**** RECORDS TO PROCESS

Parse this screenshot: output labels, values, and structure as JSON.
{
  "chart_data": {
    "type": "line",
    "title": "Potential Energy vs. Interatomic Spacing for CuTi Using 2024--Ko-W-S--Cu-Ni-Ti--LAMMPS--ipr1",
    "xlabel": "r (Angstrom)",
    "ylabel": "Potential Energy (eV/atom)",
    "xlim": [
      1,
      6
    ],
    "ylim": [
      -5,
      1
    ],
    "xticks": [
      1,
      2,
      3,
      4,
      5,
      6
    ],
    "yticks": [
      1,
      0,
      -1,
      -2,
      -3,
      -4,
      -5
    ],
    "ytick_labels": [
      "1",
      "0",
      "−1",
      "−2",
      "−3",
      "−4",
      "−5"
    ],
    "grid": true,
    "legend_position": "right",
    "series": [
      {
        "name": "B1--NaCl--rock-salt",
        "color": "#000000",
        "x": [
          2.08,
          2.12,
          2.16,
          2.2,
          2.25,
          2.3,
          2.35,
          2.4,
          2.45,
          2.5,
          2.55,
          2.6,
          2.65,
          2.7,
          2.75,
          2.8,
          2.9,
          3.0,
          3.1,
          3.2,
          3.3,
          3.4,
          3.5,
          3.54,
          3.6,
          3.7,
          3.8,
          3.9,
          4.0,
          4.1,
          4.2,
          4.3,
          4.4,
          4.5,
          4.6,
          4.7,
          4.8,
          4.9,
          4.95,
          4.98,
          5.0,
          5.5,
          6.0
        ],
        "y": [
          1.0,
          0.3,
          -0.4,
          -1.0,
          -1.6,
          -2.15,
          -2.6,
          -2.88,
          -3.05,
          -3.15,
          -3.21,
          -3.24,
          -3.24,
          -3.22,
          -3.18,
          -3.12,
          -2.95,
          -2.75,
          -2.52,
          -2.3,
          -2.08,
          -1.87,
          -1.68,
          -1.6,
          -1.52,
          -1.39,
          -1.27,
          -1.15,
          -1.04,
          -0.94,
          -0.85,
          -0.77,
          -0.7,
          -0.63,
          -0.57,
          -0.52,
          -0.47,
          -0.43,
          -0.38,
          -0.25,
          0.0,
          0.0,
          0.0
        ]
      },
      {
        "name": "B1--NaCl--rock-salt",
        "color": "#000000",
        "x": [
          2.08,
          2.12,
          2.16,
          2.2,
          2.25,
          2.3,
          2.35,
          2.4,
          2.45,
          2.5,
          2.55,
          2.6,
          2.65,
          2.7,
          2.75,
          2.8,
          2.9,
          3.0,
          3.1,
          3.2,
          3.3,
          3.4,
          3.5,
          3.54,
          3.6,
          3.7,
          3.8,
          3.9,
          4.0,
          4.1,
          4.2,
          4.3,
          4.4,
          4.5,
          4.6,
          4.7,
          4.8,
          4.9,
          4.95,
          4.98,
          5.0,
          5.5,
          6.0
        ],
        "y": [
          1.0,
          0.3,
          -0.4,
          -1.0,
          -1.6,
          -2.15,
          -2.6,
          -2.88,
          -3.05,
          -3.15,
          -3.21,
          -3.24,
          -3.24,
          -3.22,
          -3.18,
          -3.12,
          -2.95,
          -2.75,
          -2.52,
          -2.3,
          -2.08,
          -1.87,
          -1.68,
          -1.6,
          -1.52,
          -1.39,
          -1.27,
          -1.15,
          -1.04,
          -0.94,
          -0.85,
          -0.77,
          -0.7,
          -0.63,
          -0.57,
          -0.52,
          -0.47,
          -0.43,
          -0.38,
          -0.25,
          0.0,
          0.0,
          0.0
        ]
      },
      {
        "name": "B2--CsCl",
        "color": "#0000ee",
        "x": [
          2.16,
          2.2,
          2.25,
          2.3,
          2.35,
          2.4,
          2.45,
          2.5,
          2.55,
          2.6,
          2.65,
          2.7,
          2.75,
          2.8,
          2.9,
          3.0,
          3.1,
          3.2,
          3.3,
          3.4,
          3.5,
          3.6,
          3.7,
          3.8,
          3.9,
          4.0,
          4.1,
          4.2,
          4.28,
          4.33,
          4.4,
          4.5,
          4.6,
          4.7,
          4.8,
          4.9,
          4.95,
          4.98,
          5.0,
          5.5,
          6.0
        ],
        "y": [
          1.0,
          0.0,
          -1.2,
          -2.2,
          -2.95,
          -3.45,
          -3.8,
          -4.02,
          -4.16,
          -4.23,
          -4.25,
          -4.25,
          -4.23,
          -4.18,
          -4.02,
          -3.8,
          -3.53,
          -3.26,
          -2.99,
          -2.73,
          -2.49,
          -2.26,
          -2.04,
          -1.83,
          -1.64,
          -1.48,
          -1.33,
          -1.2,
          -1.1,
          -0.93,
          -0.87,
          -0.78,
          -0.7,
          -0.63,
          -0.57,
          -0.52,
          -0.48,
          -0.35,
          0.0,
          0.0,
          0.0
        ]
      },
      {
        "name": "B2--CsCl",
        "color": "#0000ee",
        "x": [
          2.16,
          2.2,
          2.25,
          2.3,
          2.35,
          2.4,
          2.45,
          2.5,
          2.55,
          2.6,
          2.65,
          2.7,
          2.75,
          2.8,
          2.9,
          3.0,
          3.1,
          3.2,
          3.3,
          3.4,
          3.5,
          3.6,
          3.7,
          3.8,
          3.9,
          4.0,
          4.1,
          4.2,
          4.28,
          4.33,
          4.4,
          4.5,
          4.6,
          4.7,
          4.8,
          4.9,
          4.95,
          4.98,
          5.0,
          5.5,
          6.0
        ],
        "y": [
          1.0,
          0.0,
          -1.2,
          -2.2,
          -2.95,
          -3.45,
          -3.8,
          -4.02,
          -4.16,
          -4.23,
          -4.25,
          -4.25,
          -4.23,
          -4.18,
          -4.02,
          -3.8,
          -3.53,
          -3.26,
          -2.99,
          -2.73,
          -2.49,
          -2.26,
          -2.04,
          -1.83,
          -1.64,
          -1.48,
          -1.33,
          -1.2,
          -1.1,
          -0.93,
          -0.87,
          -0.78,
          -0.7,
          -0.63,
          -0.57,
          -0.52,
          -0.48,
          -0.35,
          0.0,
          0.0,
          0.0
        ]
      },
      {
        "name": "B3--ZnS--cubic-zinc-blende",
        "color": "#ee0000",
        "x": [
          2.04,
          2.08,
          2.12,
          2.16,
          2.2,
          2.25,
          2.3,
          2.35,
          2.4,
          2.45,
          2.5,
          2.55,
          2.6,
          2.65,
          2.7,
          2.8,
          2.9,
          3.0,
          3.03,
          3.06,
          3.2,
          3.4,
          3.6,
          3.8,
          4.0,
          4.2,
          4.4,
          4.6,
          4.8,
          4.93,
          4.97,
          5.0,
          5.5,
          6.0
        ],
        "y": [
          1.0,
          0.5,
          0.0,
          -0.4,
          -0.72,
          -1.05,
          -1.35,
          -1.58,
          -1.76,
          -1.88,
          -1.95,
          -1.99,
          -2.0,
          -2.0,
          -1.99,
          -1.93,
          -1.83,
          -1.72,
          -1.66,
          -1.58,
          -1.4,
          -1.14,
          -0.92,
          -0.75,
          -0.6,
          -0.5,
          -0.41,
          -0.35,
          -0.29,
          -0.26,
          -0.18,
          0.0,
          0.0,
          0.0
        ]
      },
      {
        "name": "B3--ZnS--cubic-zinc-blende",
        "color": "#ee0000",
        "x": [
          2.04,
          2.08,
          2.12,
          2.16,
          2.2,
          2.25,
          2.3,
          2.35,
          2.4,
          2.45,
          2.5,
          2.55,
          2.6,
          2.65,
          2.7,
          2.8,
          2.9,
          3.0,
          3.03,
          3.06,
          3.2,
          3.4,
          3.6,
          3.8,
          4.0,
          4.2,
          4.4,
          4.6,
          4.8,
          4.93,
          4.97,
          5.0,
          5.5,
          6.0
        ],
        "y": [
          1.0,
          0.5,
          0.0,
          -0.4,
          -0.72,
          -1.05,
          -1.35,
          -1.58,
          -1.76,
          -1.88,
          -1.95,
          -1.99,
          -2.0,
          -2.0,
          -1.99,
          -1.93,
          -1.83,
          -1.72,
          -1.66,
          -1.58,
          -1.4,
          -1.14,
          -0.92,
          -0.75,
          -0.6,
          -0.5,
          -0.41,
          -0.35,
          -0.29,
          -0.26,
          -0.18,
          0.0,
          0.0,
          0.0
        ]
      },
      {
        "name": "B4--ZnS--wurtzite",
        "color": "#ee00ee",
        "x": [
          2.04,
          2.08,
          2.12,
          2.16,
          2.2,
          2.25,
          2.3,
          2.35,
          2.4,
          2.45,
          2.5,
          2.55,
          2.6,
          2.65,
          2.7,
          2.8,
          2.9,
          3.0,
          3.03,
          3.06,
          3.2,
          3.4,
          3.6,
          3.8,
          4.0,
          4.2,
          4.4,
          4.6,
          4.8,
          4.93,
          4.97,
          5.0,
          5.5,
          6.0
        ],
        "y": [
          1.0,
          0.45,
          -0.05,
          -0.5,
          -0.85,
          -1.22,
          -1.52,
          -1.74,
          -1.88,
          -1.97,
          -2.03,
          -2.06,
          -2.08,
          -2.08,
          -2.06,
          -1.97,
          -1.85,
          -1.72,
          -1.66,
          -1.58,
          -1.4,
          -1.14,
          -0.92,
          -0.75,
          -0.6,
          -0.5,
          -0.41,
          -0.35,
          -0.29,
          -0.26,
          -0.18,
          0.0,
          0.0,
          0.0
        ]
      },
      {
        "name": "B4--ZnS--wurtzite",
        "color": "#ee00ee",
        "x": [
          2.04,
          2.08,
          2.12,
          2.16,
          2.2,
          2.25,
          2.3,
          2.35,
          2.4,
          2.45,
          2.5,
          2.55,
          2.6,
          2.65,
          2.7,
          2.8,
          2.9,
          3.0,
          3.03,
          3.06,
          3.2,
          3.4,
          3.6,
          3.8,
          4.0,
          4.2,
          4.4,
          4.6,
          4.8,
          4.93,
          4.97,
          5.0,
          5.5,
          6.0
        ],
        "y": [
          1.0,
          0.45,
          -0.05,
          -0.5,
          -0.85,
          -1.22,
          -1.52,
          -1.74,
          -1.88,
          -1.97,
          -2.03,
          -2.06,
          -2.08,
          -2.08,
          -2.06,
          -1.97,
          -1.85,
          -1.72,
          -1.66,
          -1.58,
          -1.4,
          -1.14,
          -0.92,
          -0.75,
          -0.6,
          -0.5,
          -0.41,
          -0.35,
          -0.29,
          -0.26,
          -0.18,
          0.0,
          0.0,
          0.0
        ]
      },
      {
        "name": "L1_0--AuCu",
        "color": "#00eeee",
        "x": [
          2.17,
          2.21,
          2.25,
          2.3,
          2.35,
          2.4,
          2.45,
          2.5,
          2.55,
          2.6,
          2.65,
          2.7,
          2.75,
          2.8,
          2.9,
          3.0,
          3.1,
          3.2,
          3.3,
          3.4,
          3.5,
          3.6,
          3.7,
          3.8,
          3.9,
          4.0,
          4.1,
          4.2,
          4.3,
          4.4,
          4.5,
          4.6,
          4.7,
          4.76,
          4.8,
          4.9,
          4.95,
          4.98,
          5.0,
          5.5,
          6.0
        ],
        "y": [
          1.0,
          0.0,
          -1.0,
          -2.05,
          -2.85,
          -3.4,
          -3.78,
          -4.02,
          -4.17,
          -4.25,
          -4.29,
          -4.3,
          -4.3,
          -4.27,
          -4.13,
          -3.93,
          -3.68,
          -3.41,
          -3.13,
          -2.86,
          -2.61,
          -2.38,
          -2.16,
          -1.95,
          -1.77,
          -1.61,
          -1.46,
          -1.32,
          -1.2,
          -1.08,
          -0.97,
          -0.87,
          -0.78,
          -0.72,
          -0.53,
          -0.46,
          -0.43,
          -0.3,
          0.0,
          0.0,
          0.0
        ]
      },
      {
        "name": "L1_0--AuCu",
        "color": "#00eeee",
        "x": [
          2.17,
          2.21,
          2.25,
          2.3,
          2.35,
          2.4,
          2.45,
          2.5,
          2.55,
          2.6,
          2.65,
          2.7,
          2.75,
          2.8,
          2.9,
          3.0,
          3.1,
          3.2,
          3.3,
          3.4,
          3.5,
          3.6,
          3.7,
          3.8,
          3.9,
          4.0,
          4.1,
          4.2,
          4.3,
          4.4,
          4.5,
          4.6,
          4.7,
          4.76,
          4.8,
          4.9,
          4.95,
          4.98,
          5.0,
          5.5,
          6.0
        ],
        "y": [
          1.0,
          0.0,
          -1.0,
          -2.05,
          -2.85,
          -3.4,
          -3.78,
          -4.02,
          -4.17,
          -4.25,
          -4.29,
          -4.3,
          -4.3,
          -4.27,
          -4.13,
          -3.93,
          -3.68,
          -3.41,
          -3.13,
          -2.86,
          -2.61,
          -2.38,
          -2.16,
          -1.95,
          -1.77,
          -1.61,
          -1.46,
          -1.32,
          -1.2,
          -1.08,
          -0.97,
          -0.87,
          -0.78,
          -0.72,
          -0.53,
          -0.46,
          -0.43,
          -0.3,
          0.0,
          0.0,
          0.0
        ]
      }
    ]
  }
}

********

STATED GOAL:
Go through the material above and count the lines that contain "Potential"; give that number alone.

RESULT:
2